[Spatial annotation records]

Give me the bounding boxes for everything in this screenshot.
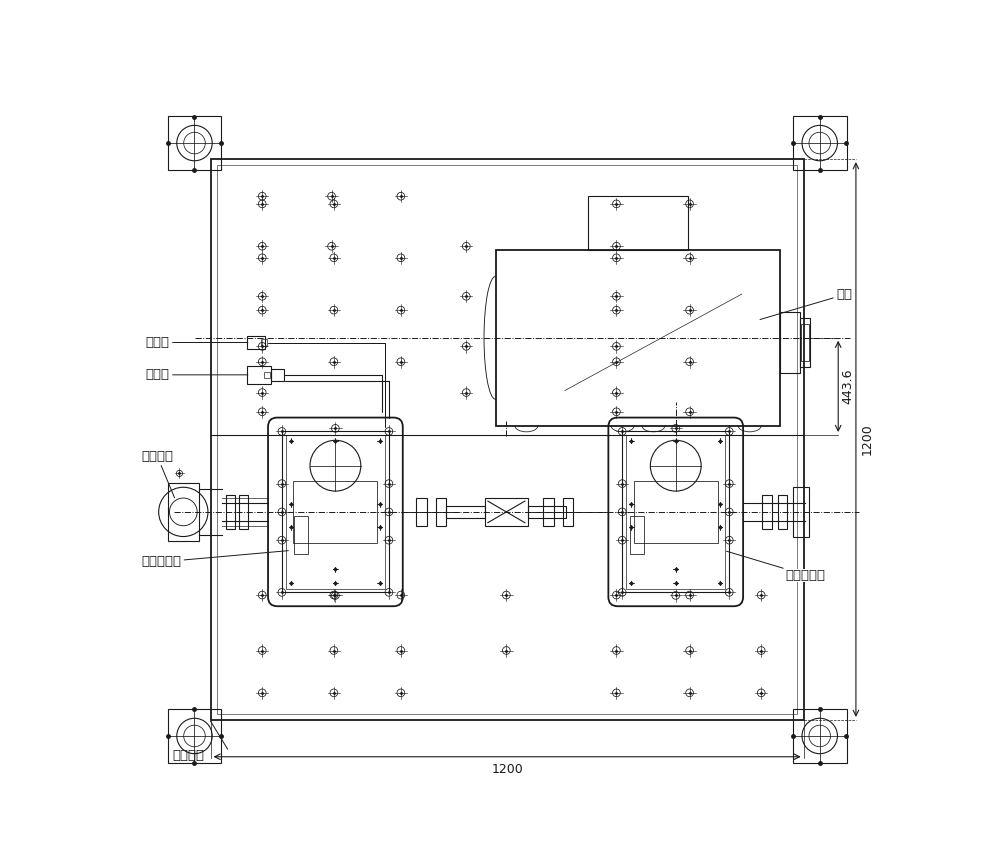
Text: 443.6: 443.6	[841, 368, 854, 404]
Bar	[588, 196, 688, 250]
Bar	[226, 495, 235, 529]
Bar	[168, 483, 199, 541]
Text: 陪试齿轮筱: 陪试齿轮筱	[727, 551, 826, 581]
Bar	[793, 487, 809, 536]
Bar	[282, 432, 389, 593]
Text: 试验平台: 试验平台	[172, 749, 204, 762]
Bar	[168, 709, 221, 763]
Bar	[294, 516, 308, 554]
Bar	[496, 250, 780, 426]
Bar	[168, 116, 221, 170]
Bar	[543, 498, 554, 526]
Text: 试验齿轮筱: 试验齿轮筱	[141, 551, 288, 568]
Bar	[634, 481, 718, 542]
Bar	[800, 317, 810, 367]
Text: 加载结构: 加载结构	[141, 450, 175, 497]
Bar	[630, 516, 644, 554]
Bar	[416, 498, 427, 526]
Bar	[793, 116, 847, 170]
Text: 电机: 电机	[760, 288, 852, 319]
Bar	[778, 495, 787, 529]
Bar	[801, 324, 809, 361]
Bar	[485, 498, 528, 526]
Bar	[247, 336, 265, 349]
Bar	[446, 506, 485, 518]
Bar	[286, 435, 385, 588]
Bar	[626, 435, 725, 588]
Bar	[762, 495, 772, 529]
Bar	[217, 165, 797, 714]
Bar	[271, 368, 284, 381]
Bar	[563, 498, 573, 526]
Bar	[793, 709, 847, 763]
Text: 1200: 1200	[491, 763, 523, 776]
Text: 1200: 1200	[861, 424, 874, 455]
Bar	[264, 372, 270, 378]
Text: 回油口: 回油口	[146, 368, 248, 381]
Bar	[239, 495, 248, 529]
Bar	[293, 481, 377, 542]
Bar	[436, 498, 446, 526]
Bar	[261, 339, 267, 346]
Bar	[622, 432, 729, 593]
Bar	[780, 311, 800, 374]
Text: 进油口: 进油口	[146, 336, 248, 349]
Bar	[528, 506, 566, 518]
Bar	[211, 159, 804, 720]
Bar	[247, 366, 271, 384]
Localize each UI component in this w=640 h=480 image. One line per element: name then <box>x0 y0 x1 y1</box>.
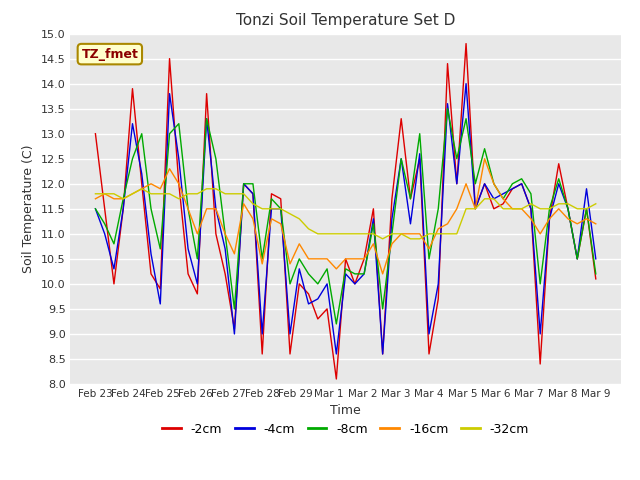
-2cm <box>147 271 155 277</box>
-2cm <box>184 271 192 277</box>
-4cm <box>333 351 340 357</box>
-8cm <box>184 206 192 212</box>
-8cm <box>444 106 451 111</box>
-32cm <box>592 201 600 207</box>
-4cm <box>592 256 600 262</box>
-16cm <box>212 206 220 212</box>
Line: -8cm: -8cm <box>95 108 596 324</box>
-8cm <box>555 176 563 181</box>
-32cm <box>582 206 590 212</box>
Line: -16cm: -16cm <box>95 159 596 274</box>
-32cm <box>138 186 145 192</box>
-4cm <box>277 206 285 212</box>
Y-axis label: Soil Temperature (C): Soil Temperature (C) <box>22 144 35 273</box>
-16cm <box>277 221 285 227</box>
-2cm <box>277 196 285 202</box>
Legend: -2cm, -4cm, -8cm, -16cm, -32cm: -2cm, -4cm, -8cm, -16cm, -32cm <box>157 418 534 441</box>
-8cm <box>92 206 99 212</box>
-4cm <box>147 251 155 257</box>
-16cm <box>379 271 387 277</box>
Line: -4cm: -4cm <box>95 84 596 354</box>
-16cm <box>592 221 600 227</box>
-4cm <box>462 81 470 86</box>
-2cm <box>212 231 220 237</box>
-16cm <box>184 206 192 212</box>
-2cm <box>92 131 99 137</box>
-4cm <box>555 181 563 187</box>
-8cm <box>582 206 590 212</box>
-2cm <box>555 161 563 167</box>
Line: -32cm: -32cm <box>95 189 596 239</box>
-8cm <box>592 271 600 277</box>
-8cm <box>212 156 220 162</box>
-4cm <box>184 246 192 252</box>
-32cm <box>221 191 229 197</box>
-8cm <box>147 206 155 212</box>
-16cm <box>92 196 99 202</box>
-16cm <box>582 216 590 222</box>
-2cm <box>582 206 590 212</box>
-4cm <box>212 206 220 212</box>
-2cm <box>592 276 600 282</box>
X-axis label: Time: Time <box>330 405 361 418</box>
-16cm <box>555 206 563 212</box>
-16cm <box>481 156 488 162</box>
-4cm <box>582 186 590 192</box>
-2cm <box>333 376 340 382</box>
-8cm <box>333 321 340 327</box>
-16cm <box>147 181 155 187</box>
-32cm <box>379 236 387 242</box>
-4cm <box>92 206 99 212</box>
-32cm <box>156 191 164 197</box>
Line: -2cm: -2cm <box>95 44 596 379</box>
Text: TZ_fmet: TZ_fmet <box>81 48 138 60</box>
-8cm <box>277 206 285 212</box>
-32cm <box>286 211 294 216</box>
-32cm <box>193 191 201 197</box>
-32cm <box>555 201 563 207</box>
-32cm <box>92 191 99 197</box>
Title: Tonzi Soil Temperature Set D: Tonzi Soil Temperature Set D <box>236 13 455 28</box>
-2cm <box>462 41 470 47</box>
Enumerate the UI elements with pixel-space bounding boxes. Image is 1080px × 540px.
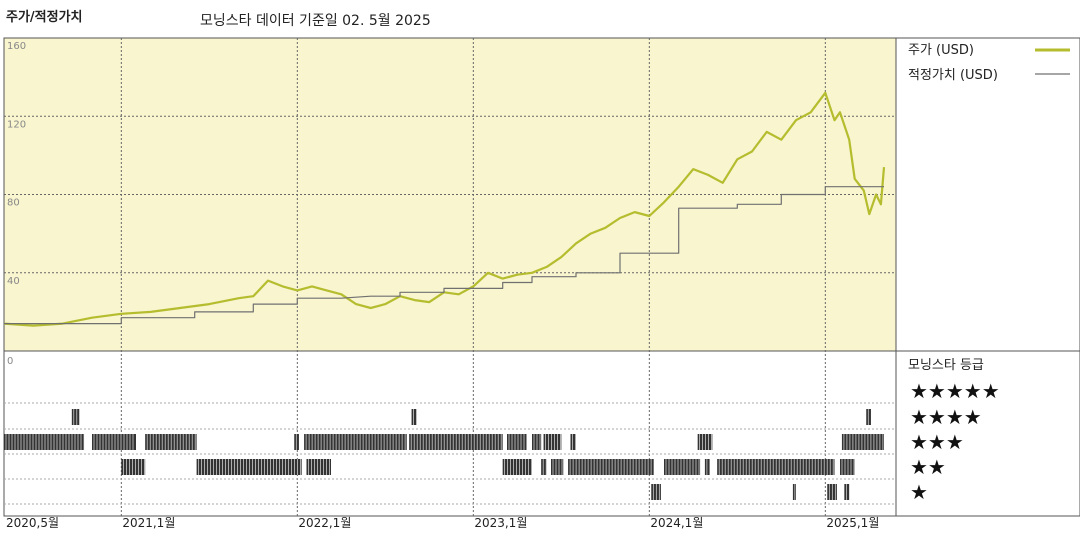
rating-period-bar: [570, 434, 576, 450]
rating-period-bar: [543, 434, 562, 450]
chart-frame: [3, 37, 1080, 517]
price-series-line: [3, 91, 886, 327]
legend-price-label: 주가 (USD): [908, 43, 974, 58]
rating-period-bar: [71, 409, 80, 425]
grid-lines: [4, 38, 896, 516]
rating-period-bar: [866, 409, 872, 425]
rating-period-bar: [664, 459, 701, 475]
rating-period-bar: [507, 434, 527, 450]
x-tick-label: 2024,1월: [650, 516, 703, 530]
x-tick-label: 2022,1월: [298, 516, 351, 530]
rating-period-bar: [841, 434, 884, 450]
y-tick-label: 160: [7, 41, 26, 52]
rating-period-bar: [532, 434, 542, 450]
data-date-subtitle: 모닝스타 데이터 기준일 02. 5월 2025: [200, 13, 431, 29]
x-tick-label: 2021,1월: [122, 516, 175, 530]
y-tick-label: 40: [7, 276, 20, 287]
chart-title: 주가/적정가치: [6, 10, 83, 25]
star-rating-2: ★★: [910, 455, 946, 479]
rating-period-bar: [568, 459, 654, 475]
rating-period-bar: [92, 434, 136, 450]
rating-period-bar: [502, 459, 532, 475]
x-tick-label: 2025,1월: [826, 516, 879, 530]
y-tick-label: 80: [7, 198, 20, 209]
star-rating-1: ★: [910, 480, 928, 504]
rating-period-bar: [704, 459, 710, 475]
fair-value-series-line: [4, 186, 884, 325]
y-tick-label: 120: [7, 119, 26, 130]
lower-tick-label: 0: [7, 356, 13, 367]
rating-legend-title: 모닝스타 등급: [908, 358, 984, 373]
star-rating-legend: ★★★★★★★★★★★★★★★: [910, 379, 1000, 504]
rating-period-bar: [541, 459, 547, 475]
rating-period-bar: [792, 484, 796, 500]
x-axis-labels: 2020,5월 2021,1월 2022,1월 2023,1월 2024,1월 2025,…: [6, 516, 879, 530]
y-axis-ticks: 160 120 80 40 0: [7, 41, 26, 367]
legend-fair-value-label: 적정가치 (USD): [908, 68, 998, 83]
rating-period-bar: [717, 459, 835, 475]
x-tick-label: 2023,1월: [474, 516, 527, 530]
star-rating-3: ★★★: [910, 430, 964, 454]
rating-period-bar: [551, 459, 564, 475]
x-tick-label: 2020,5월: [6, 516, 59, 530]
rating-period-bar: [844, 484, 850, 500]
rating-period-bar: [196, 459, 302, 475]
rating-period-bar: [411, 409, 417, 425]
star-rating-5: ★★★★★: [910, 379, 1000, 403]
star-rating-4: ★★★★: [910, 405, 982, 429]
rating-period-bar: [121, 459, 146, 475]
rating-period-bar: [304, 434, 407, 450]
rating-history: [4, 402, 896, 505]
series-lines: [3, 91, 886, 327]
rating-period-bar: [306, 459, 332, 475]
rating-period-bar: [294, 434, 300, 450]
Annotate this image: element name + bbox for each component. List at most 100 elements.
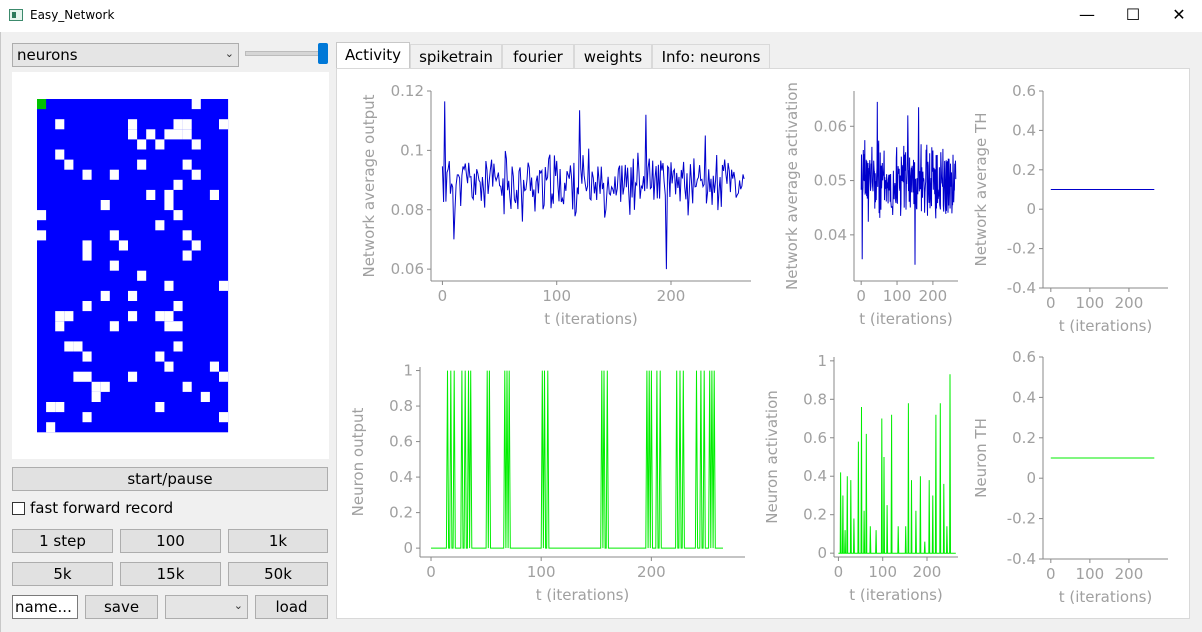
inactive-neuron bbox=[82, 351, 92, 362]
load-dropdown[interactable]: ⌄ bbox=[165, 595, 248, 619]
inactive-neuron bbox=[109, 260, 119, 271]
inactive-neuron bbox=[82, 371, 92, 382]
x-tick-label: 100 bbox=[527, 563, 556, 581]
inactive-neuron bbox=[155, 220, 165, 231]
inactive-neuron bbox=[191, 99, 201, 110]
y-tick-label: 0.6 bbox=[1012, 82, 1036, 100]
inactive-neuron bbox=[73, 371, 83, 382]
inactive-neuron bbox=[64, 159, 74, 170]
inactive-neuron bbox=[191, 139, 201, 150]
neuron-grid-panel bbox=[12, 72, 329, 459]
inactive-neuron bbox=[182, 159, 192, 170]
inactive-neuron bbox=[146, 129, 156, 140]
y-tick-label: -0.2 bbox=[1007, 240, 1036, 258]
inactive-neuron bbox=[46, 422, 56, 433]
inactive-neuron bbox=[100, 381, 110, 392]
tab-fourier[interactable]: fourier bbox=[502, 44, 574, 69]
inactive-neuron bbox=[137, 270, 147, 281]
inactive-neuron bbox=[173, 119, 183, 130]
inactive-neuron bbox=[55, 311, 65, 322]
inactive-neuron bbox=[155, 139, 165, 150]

#### Your instructions:
Retype the lines above word for word, starting at the line that contains "368, 854, 404]" and ending after the line that contains "749, 204, 762]".

#### Full response:
Text: 443.6: 443.6	[841, 368, 854, 404]
Bar	[588, 196, 688, 250]
Bar	[226, 495, 235, 529]
Bar	[168, 483, 199, 541]
Text: 陪试齿轮筱: 陪试齿轮筱	[727, 551, 826, 581]
Bar	[793, 487, 809, 536]
Bar	[282, 432, 389, 593]
Text: 试验平台: 试验平台	[172, 749, 204, 762]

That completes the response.